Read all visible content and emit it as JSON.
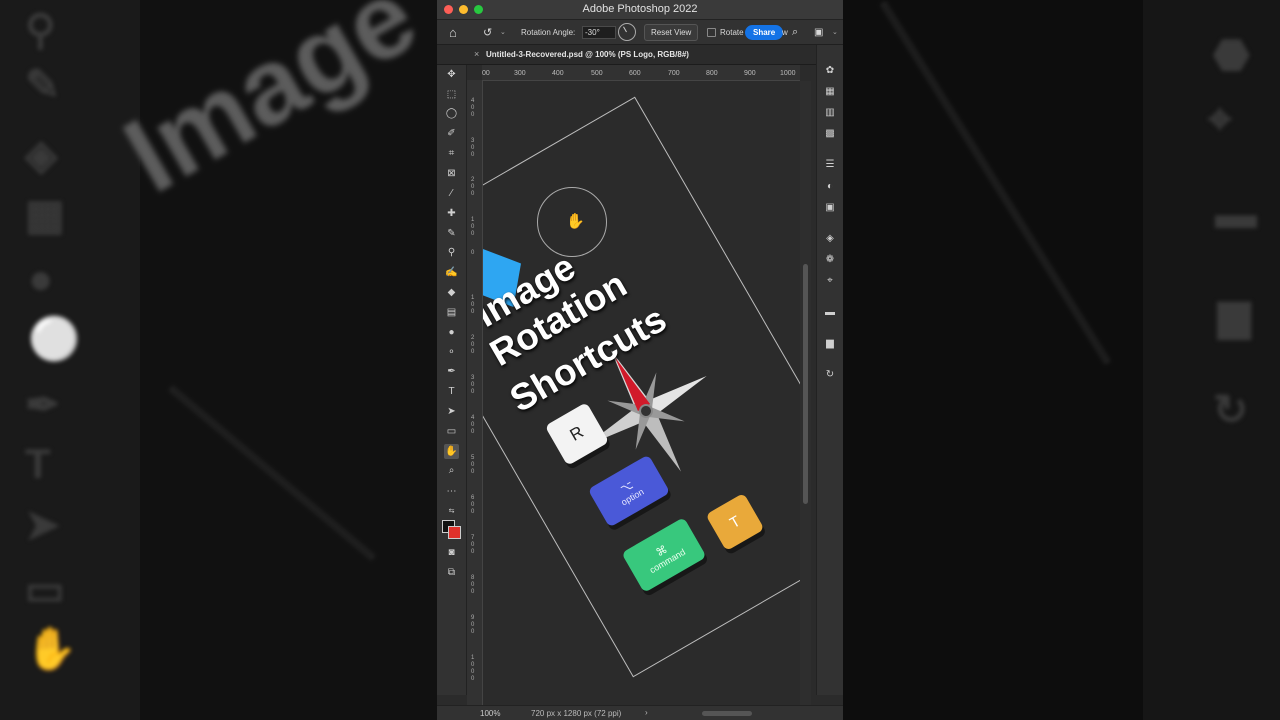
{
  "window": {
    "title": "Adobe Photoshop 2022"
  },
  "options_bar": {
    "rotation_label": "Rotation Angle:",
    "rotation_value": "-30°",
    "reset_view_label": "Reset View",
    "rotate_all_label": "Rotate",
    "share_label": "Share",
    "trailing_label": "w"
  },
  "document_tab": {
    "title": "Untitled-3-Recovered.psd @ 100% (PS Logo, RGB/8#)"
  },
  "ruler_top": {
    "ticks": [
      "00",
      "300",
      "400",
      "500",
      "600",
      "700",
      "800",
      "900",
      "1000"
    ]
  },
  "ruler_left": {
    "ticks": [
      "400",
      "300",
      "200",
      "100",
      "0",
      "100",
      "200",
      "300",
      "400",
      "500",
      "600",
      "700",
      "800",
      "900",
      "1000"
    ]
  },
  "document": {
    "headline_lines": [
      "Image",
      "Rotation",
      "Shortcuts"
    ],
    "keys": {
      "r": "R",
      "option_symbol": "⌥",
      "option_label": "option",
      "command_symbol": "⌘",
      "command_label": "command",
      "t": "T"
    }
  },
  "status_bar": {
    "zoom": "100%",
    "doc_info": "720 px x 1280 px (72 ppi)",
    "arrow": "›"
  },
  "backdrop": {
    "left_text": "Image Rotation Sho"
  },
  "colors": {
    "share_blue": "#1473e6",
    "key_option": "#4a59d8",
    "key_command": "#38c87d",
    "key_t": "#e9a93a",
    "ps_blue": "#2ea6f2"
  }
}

■ **WHAT IS ASKED**
All of the material above should be reproduced exactly, except the pictures.

■ **EXERCISE SOLUTION**
Read all visible content and emit it as JSON.
{
  "window": {
    "title": "Adobe Photoshop 2022"
  },
  "options_bar": {
    "rotation_label": "Rotation Angle:",
    "rotation_value": "-30°",
    "reset_view_label": "Reset View",
    "rotate_all_label": "Rotate",
    "share_label": "Share",
    "trailing_label": "w"
  },
  "document_tab": {
    "title": "Untitled-3-Recovered.psd @ 100% (PS Logo, RGB/8#)"
  },
  "ruler_top": {
    "ticks": [
      "00",
      "300",
      "400",
      "500",
      "600",
      "700",
      "800",
      "900",
      "1000"
    ]
  },
  "ruler_left": {
    "ticks": [
      "400",
      "300",
      "200",
      "100",
      "0",
      "100",
      "200",
      "300",
      "400",
      "500",
      "600",
      "700",
      "800",
      "900",
      "1000"
    ]
  },
  "document": {
    "headline_lines": [
      "Image",
      "Rotation",
      "Shortcuts"
    ],
    "keys": {
      "r": "R",
      "option_symbol": "⌥",
      "option_label": "option",
      "command_symbol": "⌘",
      "command_label": "command",
      "t": "T"
    }
  },
  "status_bar": {
    "zoom": "100%",
    "doc_info": "720 px x 1280 px (72 ppi)",
    "arrow": "›"
  },
  "backdrop": {
    "left_text": "Image Rotation Sho"
  },
  "colors": {
    "share_blue": "#1473e6",
    "key_option": "#4a59d8",
    "key_command": "#38c87d",
    "key_t": "#e9a93a",
    "ps_blue": "#2ea6f2"
  }
}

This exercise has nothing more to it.